┌──
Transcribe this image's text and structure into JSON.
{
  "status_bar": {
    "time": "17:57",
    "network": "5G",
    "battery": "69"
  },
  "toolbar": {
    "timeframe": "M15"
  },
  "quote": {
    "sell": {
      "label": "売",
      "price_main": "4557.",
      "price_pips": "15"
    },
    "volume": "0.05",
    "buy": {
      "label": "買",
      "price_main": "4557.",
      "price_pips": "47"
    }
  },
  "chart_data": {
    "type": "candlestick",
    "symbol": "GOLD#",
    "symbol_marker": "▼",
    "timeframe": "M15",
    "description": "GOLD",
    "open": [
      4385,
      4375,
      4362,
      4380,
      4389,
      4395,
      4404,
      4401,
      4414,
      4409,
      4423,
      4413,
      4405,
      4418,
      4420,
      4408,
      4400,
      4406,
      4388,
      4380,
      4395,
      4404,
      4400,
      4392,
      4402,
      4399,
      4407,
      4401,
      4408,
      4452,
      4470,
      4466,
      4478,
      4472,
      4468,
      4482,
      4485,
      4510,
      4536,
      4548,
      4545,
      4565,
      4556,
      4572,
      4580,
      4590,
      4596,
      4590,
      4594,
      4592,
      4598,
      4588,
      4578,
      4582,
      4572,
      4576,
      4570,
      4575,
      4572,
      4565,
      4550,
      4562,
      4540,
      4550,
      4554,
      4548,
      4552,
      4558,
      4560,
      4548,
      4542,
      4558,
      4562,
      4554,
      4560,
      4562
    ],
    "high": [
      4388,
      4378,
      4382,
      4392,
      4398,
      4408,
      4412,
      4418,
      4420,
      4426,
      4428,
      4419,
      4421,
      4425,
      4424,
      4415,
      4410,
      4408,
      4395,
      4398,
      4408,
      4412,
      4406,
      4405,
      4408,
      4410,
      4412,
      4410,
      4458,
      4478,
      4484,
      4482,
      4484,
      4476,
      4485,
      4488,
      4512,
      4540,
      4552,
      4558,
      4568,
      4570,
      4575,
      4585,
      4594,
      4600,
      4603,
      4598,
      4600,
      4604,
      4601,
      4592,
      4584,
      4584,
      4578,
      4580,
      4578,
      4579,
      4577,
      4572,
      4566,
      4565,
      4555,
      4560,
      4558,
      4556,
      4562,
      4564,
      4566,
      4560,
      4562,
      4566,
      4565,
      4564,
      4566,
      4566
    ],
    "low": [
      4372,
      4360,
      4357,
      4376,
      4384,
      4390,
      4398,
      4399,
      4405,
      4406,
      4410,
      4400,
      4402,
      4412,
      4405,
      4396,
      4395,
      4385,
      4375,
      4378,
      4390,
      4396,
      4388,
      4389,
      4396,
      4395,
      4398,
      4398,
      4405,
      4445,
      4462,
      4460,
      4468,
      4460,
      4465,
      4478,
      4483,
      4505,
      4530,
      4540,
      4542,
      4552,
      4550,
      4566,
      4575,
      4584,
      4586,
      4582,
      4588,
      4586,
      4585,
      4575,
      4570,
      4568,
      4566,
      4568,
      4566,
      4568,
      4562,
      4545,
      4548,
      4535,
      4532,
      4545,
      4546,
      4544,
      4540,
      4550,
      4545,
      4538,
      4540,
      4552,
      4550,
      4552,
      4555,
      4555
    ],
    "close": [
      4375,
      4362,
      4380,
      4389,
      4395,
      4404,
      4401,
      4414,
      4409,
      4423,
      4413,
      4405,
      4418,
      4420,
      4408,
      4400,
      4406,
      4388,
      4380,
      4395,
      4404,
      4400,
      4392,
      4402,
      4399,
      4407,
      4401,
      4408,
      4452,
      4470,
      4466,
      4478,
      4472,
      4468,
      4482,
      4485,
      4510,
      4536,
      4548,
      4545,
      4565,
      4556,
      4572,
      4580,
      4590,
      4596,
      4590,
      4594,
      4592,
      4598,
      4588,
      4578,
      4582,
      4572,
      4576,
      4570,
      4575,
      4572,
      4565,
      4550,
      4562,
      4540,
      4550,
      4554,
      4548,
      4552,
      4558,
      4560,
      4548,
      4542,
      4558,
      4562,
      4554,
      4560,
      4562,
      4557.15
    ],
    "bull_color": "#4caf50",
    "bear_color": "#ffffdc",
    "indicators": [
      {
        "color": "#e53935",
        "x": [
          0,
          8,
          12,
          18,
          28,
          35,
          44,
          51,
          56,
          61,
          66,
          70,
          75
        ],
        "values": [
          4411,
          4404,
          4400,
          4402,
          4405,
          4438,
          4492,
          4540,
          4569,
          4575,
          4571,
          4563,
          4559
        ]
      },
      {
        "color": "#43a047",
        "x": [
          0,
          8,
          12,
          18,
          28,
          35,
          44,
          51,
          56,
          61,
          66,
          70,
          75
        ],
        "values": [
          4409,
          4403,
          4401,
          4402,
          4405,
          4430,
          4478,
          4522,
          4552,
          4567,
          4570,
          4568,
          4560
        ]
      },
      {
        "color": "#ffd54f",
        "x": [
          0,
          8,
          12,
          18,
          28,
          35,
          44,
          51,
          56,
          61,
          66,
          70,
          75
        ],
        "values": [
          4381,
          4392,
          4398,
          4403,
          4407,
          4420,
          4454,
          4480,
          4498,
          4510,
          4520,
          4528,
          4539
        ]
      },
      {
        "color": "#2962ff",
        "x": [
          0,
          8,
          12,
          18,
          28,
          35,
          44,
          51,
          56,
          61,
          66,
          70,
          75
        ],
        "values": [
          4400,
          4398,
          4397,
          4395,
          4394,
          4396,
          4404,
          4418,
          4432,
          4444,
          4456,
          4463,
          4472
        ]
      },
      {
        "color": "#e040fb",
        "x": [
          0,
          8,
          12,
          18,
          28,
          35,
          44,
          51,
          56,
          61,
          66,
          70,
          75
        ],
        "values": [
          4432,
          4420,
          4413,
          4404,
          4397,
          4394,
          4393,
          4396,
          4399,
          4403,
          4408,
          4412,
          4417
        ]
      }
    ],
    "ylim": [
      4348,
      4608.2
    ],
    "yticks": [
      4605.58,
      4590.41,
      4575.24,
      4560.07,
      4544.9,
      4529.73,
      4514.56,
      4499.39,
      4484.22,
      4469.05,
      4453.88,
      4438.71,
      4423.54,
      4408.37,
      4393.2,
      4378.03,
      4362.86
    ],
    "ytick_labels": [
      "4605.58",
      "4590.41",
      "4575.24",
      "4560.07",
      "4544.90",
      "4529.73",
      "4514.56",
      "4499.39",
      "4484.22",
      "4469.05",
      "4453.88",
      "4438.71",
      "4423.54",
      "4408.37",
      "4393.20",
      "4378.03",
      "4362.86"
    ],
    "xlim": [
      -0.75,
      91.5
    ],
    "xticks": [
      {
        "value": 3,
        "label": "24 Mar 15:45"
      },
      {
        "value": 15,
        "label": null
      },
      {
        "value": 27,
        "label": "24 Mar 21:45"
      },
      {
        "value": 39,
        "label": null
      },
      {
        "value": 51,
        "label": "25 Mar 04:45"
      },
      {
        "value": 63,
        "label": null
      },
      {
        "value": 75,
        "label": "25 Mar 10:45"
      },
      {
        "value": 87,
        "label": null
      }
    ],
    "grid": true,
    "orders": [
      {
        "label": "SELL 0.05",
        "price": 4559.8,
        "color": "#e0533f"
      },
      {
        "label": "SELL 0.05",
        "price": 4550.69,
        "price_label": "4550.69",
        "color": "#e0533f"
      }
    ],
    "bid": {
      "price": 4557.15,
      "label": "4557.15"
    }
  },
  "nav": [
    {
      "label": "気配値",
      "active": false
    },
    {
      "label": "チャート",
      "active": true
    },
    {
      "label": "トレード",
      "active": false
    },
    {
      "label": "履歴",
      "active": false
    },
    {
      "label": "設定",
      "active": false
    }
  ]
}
└──
• _What you have to do_
The entries above must be returned in full, exactly as shown.

• _Exercise result_
Transcribe this image's text and structure into JSON.
{
  "status_bar": {
    "time": "17:57",
    "network": "5G",
    "battery": "69"
  },
  "toolbar": {
    "timeframe": "M15"
  },
  "quote": {
    "sell": {
      "label": "売",
      "price_main": "4557.",
      "price_pips": "15"
    },
    "volume": "0.05",
    "buy": {
      "label": "買",
      "price_main": "4557.",
      "price_pips": "47"
    }
  },
  "chart_data": {
    "type": "candlestick",
    "symbol": "GOLD#",
    "symbol_marker": "▼",
    "timeframe": "M15",
    "description": "GOLD",
    "open": [
      4385,
      4375,
      4362,
      4380,
      4389,
      4395,
      4404,
      4401,
      4414,
      4409,
      4423,
      4413,
      4405,
      4418,
      4420,
      4408,
      4400,
      4406,
      4388,
      4380,
      4395,
      4404,
      4400,
      4392,
      4402,
      4399,
      4407,
      4401,
      4408,
      4452,
      4470,
      4466,
      4478,
      4472,
      4468,
      4482,
      4485,
      4510,
      4536,
      4548,
      4545,
      4565,
      4556,
      4572,
      4580,
      4590,
      4596,
      4590,
      4594,
      4592,
      4598,
      4588,
      4578,
      4582,
      4572,
      4576,
      4570,
      4575,
      4572,
      4565,
      4550,
      4562,
      4540,
      4550,
      4554,
      4548,
      4552,
      4558,
      4560,
      4548,
      4542,
      4558,
      4562,
      4554,
      4560,
      4562
    ],
    "high": [
      4388,
      4378,
      4382,
      4392,
      4398,
      4408,
      4412,
      4418,
      4420,
      4426,
      4428,
      4419,
      4421,
      4425,
      4424,
      4415,
      4410,
      4408,
      4395,
      4398,
      4408,
      4412,
      4406,
      4405,
      4408,
      4410,
      4412,
      4410,
      4458,
      4478,
      4484,
      4482,
      4484,
      4476,
      4485,
      4488,
      4512,
      4540,
      4552,
      4558,
      4568,
      4570,
      4575,
      4585,
      4594,
      4600,
      4603,
      4598,
      4600,
      4604,
      4601,
      4592,
      4584,
      4584,
      4578,
      4580,
      4578,
      4579,
      4577,
      4572,
      4566,
      4565,
      4555,
      4560,
      4558,
      4556,
      4562,
      4564,
      4566,
      4560,
      4562,
      4566,
      4565,
      4564,
      4566,
      4566
    ],
    "low": [
      4372,
      4360,
      4357,
      4376,
      4384,
      4390,
      4398,
      4399,
      4405,
      4406,
      4410,
      4400,
      4402,
      4412,
      4405,
      4396,
      4395,
      4385,
      4375,
      4378,
      4390,
      4396,
      4388,
      4389,
      4396,
      4395,
      4398,
      4398,
      4405,
      4445,
      4462,
      4460,
      4468,
      4460,
      4465,
      4478,
      4483,
      4505,
      4530,
      4540,
      4542,
      4552,
      4550,
      4566,
      4575,
      4584,
      4586,
      4582,
      4588,
      4586,
      4585,
      4575,
      4570,
      4568,
      4566,
      4568,
      4566,
      4568,
      4562,
      4545,
      4548,
      4535,
      4532,
      4545,
      4546,
      4544,
      4540,
      4550,
      4545,
      4538,
      4540,
      4552,
      4550,
      4552,
      4555,
      4555
    ],
    "close": [
      4375,
      4362,
      4380,
      4389,
      4395,
      4404,
      4401,
      4414,
      4409,
      4423,
      4413,
      4405,
      4418,
      4420,
      4408,
      4400,
      4406,
      4388,
      4380,
      4395,
      4404,
      4400,
      4392,
      4402,
      4399,
      4407,
      4401,
      4408,
      4452,
      4470,
      4466,
      4478,
      4472,
      4468,
      4482,
      4485,
      4510,
      4536,
      4548,
      4545,
      4565,
      4556,
      4572,
      4580,
      4590,
      4596,
      4590,
      4594,
      4592,
      4598,
      4588,
      4578,
      4582,
      4572,
      4576,
      4570,
      4575,
      4572,
      4565,
      4550,
      4562,
      4540,
      4550,
      4554,
      4548,
      4552,
      4558,
      4560,
      4548,
      4542,
      4558,
      4562,
      4554,
      4560,
      4562,
      4557.15
    ],
    "bull_color": "#4caf50",
    "bear_color": "#ffffdc",
    "indicators": [
      {
        "color": "#e53935",
        "x": [
          0,
          8,
          12,
          18,
          28,
          35,
          44,
          51,
          56,
          61,
          66,
          70,
          75
        ],
        "values": [
          4411,
          4404,
          4400,
          4402,
          4405,
          4438,
          4492,
          4540,
          4569,
          4575,
          4571,
          4563,
          4559
        ]
      },
      {
        "color": "#43a047",
        "x": [
          0,
          8,
          12,
          18,
          28,
          35,
          44,
          51,
          56,
          61,
          66,
          70,
          75
        ],
        "values": [
          4409,
          4403,
          4401,
          4402,
          4405,
          4430,
          4478,
          4522,
          4552,
          4567,
          4570,
          4568,
          4560
        ]
      },
      {
        "color": "#ffd54f",
        "x": [
          0,
          8,
          12,
          18,
          28,
          35,
          44,
          51,
          56,
          61,
          66,
          70,
          75
        ],
        "values": [
          4381,
          4392,
          4398,
          4403,
          4407,
          4420,
          4454,
          4480,
          4498,
          4510,
          4520,
          4528,
          4539
        ]
      },
      {
        "color": "#2962ff",
        "x": [
          0,
          8,
          12,
          18,
          28,
          35,
          44,
          51,
          56,
          61,
          66,
          70,
          75
        ],
        "values": [
          4400,
          4398,
          4397,
          4395,
          4394,
          4396,
          4404,
          4418,
          4432,
          4444,
          4456,
          4463,
          4472
        ]
      },
      {
        "color": "#e040fb",
        "x": [
          0,
          8,
          12,
          18,
          28,
          35,
          44,
          51,
          56,
          61,
          66,
          70,
          75
        ],
        "values": [
          4432,
          4420,
          4413,
          4404,
          4397,
          4394,
          4393,
          4396,
          4399,
          4403,
          4408,
          4412,
          4417
        ]
      }
    ],
    "ylim": [
      4348,
      4608.2
    ],
    "yticks": [
      4605.58,
      4590.41,
      4575.24,
      4560.07,
      4544.9,
      4529.73,
      4514.56,
      4499.39,
      4484.22,
      4469.05,
      4453.88,
      4438.71,
      4423.54,
      4408.37,
      4393.2,
      4378.03,
      4362.86
    ],
    "ytick_labels": [
      "4605.58",
      "4590.41",
      "4575.24",
      "4560.07",
      "4544.90",
      "4529.73",
      "4514.56",
      "4499.39",
      "4484.22",
      "4469.05",
      "4453.88",
      "4438.71",
      "4423.54",
      "4408.37",
      "4393.20",
      "4378.03",
      "4362.86"
    ],
    "xlim": [
      -0.75,
      91.5
    ],
    "xticks": [
      {
        "value": 3,
        "label": "24 Mar 15:45"
      },
      {
        "value": 15,
        "label": null
      },
      {
        "value": 27,
        "label": "24 Mar 21:45"
      },
      {
        "value": 39,
        "label": null
      },
      {
        "value": 51,
        "label": "25 Mar 04:45"
      },
      {
        "value": 63,
        "label": null
      },
      {
        "value": 75,
        "label": "25 Mar 10:45"
      },
      {
        "value": 87,
        "label": null
      }
    ],
    "grid": true,
    "orders": [
      {
        "label": "SELL 0.05",
        "price": 4559.8,
        "color": "#e0533f"
      },
      {
        "label": "SELL 0.05",
        "price": 4550.69,
        "price_label": "4550.69",
        "color": "#e0533f"
      }
    ],
    "bid": {
      "price": 4557.15,
      "label": "4557.15"
    }
  },
  "nav": [
    {
      "label": "気配値",
      "active": false
    },
    {
      "label": "チャート",
      "active": true
    },
    {
      "label": "トレード",
      "active": false
    },
    {
      "label": "履歴",
      "active": false
    },
    {
      "label": "設定",
      "active": false
    }
  ]
}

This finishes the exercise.